• WRITTEN EXERCISE
Look through the lines below and extract any with the word "screenshot".

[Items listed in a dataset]
******************************

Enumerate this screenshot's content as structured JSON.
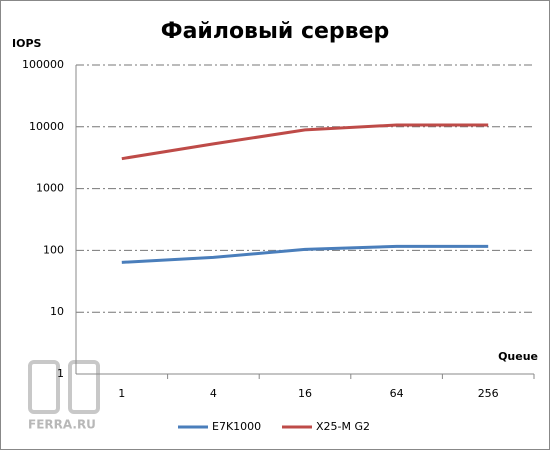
{
  "chart_data": {
    "type": "line",
    "title": "Файловый сервер",
    "y_label": "IOPS",
    "x_label": "Queue",
    "watermark": "FERRA.RU",
    "categories": [
      "1",
      "4",
      "16",
      "64",
      "256"
    ],
    "series": [
      {
        "name": "E7K1000",
        "color": "#4a7ebb",
        "values": [
          64,
          77,
          104,
          116,
          116
        ]
      },
      {
        "name": "X25-M G2",
        "color": "#be4b48",
        "values": [
          3050,
          5300,
          8900,
          10700,
          10700
        ]
      }
    ],
    "ylim": [
      1,
      100000
    ],
    "yticks": [
      1,
      10,
      100,
      1000,
      10000,
      100000
    ],
    "log_y": true,
    "grid": true
  }
}
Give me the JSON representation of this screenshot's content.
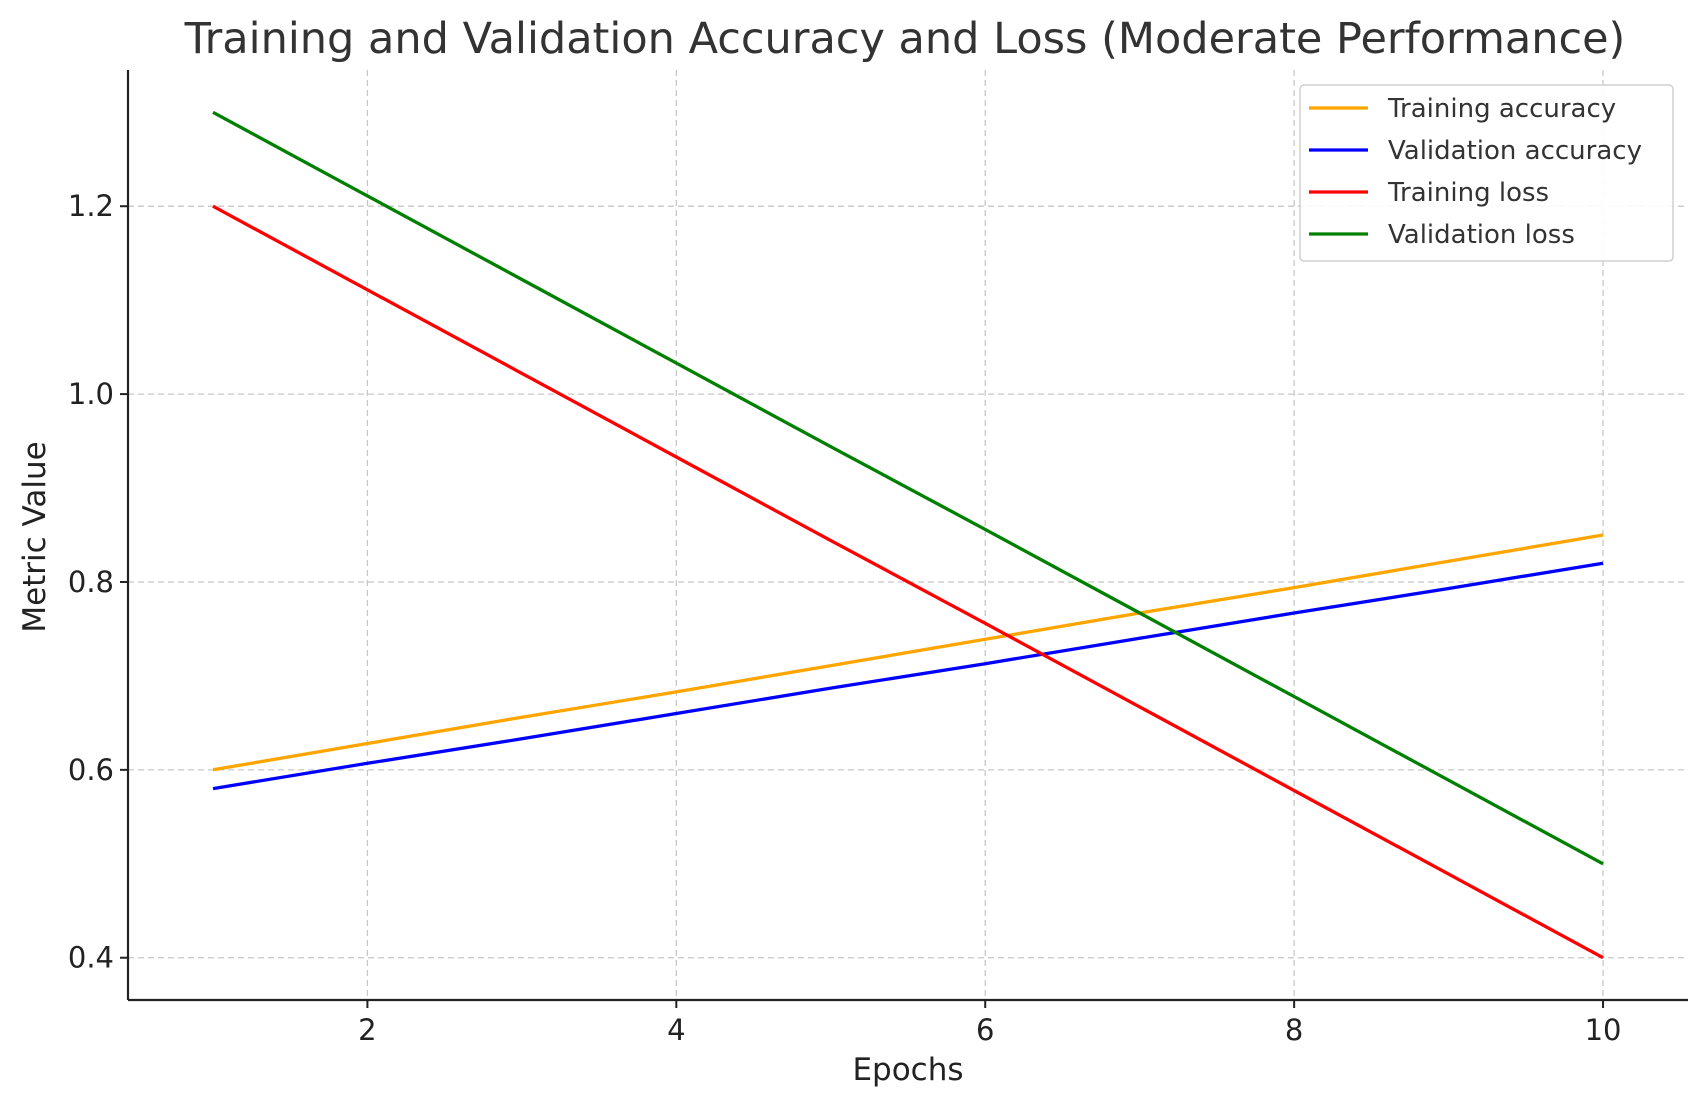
{
  "chart_data": {
    "type": "line",
    "title": "Training and Validation Accuracy and Loss (Moderate Performance)",
    "xlabel": "Epochs",
    "ylabel": "Metric Value",
    "x": [
      1,
      2,
      3,
      4,
      5,
      6,
      7,
      8,
      9,
      10
    ],
    "xlim": [
      0.45,
      10.55
    ],
    "ylim": [
      0.355,
      1.345
    ],
    "xticks": [
      2,
      4,
      6,
      8,
      10
    ],
    "xtick_labels": [
      "2",
      "4",
      "6",
      "8",
      "10"
    ],
    "yticks": [
      0.4,
      0.6,
      0.8,
      1.0,
      1.2
    ],
    "ytick_labels": [
      "0.4",
      "0.6",
      "0.8",
      "1.0",
      "1.2"
    ],
    "grid": true,
    "legend_position": "top-right",
    "series": [
      {
        "name": "Training accuracy",
        "color": "#ffa500",
        "values": [
          0.6,
          0.628,
          0.656,
          0.683,
          0.711,
          0.739,
          0.767,
          0.794,
          0.822,
          0.85
        ]
      },
      {
        "name": "Validation accuracy",
        "color": "#0000ff",
        "values": [
          0.58,
          0.607,
          0.633,
          0.66,
          0.687,
          0.713,
          0.74,
          0.767,
          0.793,
          0.82
        ]
      },
      {
        "name": "Training loss",
        "color": "#ff0000",
        "values": [
          1.2,
          1.111,
          1.022,
          0.933,
          0.844,
          0.756,
          0.667,
          0.578,
          0.489,
          0.4
        ]
      },
      {
        "name": "Validation loss",
        "color": "#008000",
        "values": [
          1.3,
          1.211,
          1.122,
          1.033,
          0.944,
          0.856,
          0.767,
          0.678,
          0.589,
          0.5
        ]
      }
    ]
  }
}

******************************

• COMPLETED EXERCISE
Enumerate this screenshot's content as structured JSON.
Give me the JSON representation of this screenshot's content.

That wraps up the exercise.